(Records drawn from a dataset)
● ● ●

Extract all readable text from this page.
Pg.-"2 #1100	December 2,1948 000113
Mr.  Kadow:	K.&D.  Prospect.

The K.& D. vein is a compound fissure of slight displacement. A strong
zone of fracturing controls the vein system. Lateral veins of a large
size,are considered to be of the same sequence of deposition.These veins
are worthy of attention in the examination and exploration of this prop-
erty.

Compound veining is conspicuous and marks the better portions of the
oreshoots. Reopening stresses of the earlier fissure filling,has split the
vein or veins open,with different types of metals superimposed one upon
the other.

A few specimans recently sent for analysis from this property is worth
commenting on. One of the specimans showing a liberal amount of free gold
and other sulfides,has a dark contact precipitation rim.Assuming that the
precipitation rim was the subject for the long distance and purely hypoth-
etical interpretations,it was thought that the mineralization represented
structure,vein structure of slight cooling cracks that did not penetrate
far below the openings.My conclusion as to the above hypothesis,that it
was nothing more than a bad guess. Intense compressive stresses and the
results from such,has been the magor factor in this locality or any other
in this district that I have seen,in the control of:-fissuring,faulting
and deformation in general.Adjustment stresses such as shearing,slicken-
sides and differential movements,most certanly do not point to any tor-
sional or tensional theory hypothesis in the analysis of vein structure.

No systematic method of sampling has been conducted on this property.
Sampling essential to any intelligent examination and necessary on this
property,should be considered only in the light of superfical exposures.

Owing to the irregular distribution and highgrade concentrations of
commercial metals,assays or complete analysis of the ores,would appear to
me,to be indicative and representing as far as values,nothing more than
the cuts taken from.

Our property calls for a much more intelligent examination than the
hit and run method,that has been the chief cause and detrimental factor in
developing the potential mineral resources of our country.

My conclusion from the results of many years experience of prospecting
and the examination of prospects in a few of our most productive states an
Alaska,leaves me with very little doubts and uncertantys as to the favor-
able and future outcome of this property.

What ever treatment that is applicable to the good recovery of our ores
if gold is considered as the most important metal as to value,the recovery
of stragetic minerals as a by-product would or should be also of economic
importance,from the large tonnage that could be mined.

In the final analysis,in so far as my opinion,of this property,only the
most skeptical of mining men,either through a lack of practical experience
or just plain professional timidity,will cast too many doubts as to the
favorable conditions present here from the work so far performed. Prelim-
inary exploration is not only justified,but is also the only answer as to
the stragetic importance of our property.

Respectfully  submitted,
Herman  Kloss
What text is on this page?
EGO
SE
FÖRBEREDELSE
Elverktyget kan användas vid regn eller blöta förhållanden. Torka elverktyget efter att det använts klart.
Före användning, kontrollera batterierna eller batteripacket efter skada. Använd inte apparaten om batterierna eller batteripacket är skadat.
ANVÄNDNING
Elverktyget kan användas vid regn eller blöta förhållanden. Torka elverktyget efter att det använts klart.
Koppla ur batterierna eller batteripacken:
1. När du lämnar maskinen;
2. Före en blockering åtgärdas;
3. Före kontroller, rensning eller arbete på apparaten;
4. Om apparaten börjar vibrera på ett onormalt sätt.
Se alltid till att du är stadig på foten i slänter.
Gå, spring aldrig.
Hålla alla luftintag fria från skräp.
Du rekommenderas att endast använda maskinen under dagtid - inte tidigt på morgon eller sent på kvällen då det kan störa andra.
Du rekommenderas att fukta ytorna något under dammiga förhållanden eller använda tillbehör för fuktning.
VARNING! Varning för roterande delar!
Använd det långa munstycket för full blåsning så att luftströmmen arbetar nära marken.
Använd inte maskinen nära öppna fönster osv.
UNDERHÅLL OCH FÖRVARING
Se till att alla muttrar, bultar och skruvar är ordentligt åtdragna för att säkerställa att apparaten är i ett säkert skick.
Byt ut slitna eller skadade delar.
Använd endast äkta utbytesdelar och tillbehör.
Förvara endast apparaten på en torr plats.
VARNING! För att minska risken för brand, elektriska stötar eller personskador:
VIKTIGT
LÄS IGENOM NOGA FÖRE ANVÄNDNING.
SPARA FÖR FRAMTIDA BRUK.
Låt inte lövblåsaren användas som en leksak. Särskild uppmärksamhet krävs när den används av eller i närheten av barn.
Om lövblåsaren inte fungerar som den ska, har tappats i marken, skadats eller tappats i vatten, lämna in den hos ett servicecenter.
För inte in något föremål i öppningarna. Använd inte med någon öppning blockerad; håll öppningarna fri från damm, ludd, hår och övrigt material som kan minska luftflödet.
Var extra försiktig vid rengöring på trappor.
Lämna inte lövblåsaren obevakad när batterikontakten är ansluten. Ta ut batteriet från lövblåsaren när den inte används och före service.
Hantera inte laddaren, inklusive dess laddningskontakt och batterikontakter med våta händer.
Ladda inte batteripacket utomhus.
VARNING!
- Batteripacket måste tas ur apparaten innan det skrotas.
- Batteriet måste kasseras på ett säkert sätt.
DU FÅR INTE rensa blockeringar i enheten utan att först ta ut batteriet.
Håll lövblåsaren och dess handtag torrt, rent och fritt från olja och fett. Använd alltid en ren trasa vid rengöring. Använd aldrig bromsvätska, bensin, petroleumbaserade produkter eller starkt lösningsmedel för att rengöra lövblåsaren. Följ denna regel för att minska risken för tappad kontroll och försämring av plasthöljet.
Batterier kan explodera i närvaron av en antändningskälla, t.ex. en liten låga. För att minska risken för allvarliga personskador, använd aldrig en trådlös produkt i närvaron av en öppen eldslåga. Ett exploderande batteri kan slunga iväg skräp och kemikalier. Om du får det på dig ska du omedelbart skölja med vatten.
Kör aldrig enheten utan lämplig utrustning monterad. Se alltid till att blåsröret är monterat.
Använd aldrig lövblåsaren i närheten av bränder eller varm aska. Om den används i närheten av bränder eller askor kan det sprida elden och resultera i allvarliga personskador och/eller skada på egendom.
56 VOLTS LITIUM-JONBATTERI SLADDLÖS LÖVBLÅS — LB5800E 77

● ● ●

- **Problem to solve**:
Report every line of the data in which "maskinen" appears.

- **Exercise result**:
1. När du lämnar maskinen;
Du rekommenderas att endast använda maskinen under dagtid - inte tidigt på morgon eller sent på kvällen då det kan störa andra.
Använd inte maskinen nära öppna fönster osv.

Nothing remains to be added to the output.